THE REQUEST » Read the listing below and copy out every line that holds "비숙련공".

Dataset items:
——

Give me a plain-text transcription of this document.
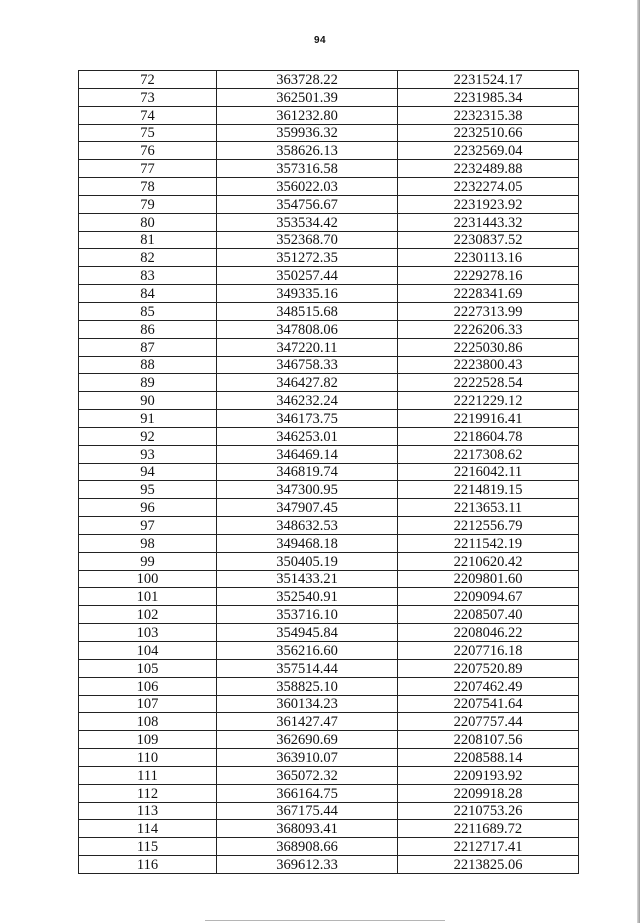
94
72	363728.22	2231524.17
73	362501.39	2231985.34
74	361232.80	2232315.38
75	359936.32	2232510.66
76	358626.13	2232569.04
77	357316.58	2232489.88
78	356022.03	2232274.05
79	354756.67	2231923.92
80	353534.42	2231443.32
81	352368.70	2230837.52
82	351272.35	2230113.16
83	350257.44	2229278.16
84	349335.16	2228341.69
85	348515.68	2227313.99
86	347808.06	2226206.33
87	347220.11	2225030.86
88	346758.33	2223800.43
89	346427.82	2222528.54
90	346232.24	2221229.12
91	346173.75	2219916.41
92	346253.01	2218604.78
93	346469.14	2217308.62
94	346819.74	2216042.11
95	347300.95	2214819.15
96	347907.45	2213653.11
97	348632.53	2212556.79
98	349468.18	2211542.19
99	350405.19	2210620.42
100	351433.21	2209801.60
101	352540.91	2209094.67
102	353716.10	2208507.40
103	354945.84	2208046.22
104	356216.60	2207716.18
105	357514.44	2207520.89
106	358825.10	2207462.49
107	360134.23	2207541.64
108	361427.47	2207757.44
109	362690.69	2208107.56
110	363910.07	2208588.14
111	365072.32	2209193.92
112	366164.75	2209918.28
113	367175.44	2210753.26
114	368093.41	2211689.72
115	368908.66	2212717.41
116	369612.33	2213825.06
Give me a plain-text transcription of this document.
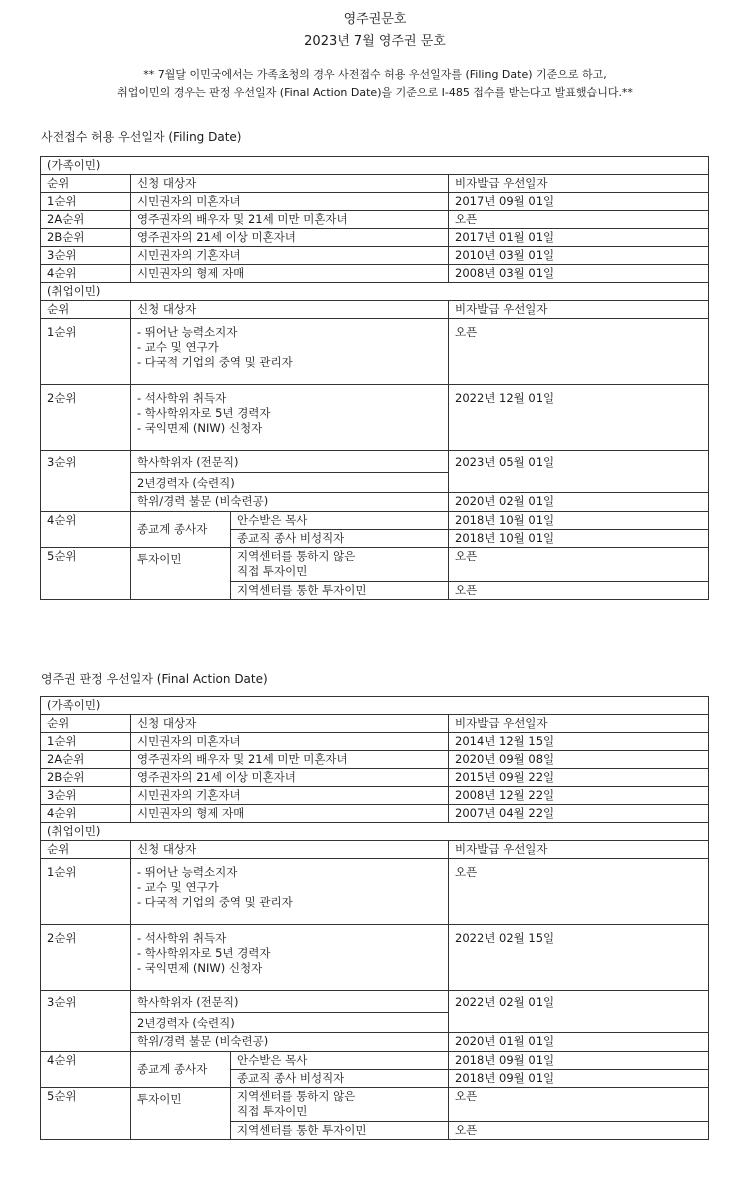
영주권문호
2023년 7월 영주권 문호
** 7월달 이민국에서는 가족초청의 경우 사전접수 허용 우선일자를 (Filing Date) 기준으로 하고,
취업이민의 경우는 판정 우선일자 (Final Action Date)을 기준으로 I-485 접수를 받는다고 발표했습니다.**
사전접수 허용 우선일자 (Filing Date)
(가족이민)			
순위	신청 대상자		비자발급 우선일자
1순위	시민권자의 미혼자녀		2017년 09월 01일
2A순위	영주권자의 배우자 및 21세 미만 미혼자녀		오픈
2B순위	영주권자의 21세 이상 미혼자녀		2017년 01월 01일
3순위	시민권자의 기혼자녀		2010년 03월 01일
4순위	시민권자의 형제 자매		2008년 03월 01일
(취업이민)			
순위	신청 대상자		비자발급 우선일자
1순위	- 뛰어난 능력소지자
- 교수 및 연구가
- 다국적 기업의 중역 및 관리자		오픈
2순위	- 석사학위 취득자
- 학사학위자로 5년 경력자
- 국익면제 (NIW) 신청자		2022년 12월 01일
3순위	학사학위자 (전문직)		2023년 05월 01일
	2년경력자 (숙련직)		
	학위/경력 불문 (비숙련공)		2020년 02월 01일
4순위	종교계 종사자	안수받은 목사	2018년 10월 01일
		종교직 종사 비성직자	2018년 10월 01일
5순위	투자이민	지역센터를 통하지 않은
직접 투자이민	오픈
		지역센터를 통한 투자이민	오픈
영주권 판정 우선일자 (Final Action Date)
(가족이민)			
순위	신청 대상자		비자발급 우선일자
1순위	시민권자의 미혼자녀		2014년 12월 15일
2A순위	영주권자의 배우자 및 21세 미만 미혼자녀		2020년 09월 08일
2B순위	영주권자의 21세 이상 미혼자녀		2015년 09월 22일
3순위	시민권자의 기혼자녀		2008년 12월 22일
4순위	시민권자의 형제 자매		2007년 04월 22일
(취업이민)			
순위	신청 대상자		비자발급 우선일자
1순위	- 뛰어난 능력소지자
- 교수 및 연구가
- 다국적 기업의 중역 및 관리자		오픈
2순위	- 석사학위 취득자
- 학사학위자로 5년 경력자
- 국익면제 (NIW) 신청자		2022년 02월 15일
3순위	학사학위자 (전문직)		2022년 02월 01일
	2년경력자 (숙련직)		
	학위/경력 불문 (비숙련공)		2020년 01월 01일
4순위	종교계 종사자	안수받은 목사	2018년 09월 01일
		종교직 종사 비성직자	2018년 09월 01일
5순위	투자이민	지역센터를 통하지 않은
직접 투자이민	오픈
		지역센터를 통한 투자이민	오픈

——

RESULT »
	학위/경력 불문 (비숙련공)		2020년 02월 01일
	학위/경력 불문 (비숙련공)		2020년 01월 01일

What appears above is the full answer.